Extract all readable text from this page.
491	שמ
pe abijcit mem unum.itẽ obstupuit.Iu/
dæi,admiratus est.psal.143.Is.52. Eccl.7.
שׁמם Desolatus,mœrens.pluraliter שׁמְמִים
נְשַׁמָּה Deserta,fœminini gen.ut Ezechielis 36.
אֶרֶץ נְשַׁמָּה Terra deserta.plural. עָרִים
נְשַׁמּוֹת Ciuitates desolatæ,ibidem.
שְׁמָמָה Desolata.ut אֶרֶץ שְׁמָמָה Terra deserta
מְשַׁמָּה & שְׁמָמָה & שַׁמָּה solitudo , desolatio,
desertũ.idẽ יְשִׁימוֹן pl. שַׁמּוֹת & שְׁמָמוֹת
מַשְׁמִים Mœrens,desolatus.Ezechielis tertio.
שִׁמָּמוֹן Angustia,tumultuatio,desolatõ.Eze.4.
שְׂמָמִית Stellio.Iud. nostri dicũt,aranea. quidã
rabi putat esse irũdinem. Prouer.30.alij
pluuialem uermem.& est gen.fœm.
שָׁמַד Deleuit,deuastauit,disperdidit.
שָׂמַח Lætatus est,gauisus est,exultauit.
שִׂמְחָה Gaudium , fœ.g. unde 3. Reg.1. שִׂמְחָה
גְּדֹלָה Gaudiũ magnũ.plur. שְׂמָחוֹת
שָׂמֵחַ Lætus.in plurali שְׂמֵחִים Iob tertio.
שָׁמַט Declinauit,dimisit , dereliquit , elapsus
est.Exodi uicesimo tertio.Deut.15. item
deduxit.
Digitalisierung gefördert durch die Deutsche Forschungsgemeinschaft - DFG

--------------------------------------------------

• Goal
Copy every line of the listing that contains the word "Terra".

• Result for this task
אֶרֶץ נְשַׁמָּה Terra deserta.plural. עָרִים
שְׁמָמָה Desolata.ut אֶרֶץ שְׁמָמָה Terra deserta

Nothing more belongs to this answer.